Extracted data entries
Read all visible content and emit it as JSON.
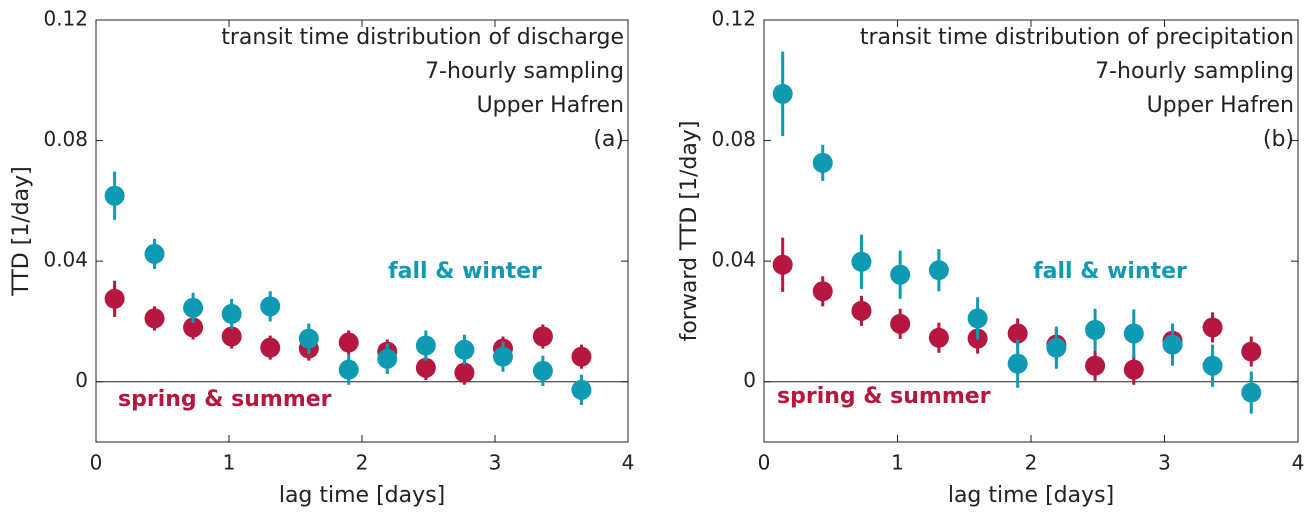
{
  "chart_data": [
    {
      "type": "scatter",
      "xlabel": "lag time [days]",
      "ylabel": "TTD [1/day]",
      "annotations": [
        "transit time distribution of discharge",
        "7-hourly sampling",
        "Upper Hafren",
        "(a)"
      ],
      "xlim": [
        0,
        4
      ],
      "xticks": [
        0,
        1,
        2,
        3,
        4
      ],
      "ylim": [
        -0.02,
        0.12
      ],
      "yticks": [
        0,
        0.04,
        0.08,
        0.12
      ],
      "x": [
        0.14,
        0.44,
        0.73,
        1.02,
        1.31,
        1.6,
        1.9,
        2.19,
        2.48,
        2.77,
        3.06,
        3.36,
        3.65
      ],
      "series": [
        {
          "name": "fall & winter",
          "color": "#0f9ab3",
          "values": [
            0.0617,
            0.0424,
            0.0245,
            0.0225,
            0.025,
            0.0143,
            0.004,
            0.0076,
            0.012,
            0.0106,
            0.0083,
            0.0036,
            -0.0027
          ],
          "errors": [
            0.008,
            0.005,
            0.005,
            0.005,
            0.005,
            0.005,
            0.005,
            0.005,
            0.005,
            0.005,
            0.005,
            0.005,
            0.005
          ]
        },
        {
          "name": "spring & summer",
          "color": "#b5173e",
          "values": [
            0.0275,
            0.021,
            0.018,
            0.015,
            0.0113,
            0.011,
            0.013,
            0.01,
            0.0046,
            0.003,
            0.011,
            0.015,
            0.0083
          ],
          "errors": [
            0.006,
            0.004,
            0.004,
            0.004,
            0.004,
            0.004,
            0.004,
            0.004,
            0.004,
            0.004,
            0.004,
            0.004,
            0.004
          ]
        }
      ]
    },
    {
      "type": "scatter",
      "xlabel": "lag time [days]",
      "ylabel": "forward TTD [1/day]",
      "annotations": [
        "transit time distribution of precipitation",
        "7-hourly sampling",
        "Upper Hafren",
        "(b)"
      ],
      "xlim": [
        0,
        4
      ],
      "xticks": [
        0,
        1,
        2,
        3,
        4
      ],
      "ylim": [
        -0.02,
        0.12
      ],
      "yticks": [
        0,
        0.04,
        0.08,
        0.12
      ],
      "x": [
        0.14,
        0.44,
        0.73,
        1.02,
        1.31,
        1.6,
        1.9,
        2.19,
        2.48,
        2.77,
        3.06,
        3.36,
        3.65
      ],
      "series": [
        {
          "name": "fall & winter",
          "color": "#0f9ab3",
          "values": [
            0.0955,
            0.0726,
            0.0398,
            0.0355,
            0.037,
            0.021,
            0.006,
            0.0113,
            0.0172,
            0.016,
            0.0123,
            0.0053,
            -0.0036
          ],
          "errors": [
            0.014,
            0.006,
            0.009,
            0.008,
            0.007,
            0.007,
            0.008,
            0.007,
            0.007,
            0.008,
            0.007,
            0.007,
            0.007
          ]
        },
        {
          "name": "spring & summer",
          "color": "#b5173e",
          "values": [
            0.0388,
            0.03,
            0.0235,
            0.0192,
            0.0146,
            0.0143,
            0.016,
            0.0123,
            0.0053,
            0.004,
            0.0136,
            0.018,
            0.01
          ],
          "errors": [
            0.009,
            0.005,
            0.005,
            0.005,
            0.005,
            0.005,
            0.005,
            0.005,
            0.005,
            0.005,
            0.005,
            0.005,
            0.005
          ]
        }
      ]
    }
  ]
}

▶ What is being asked
Only the number should be given: how many lines of the data contain the word "time"?

▶ Complete response
4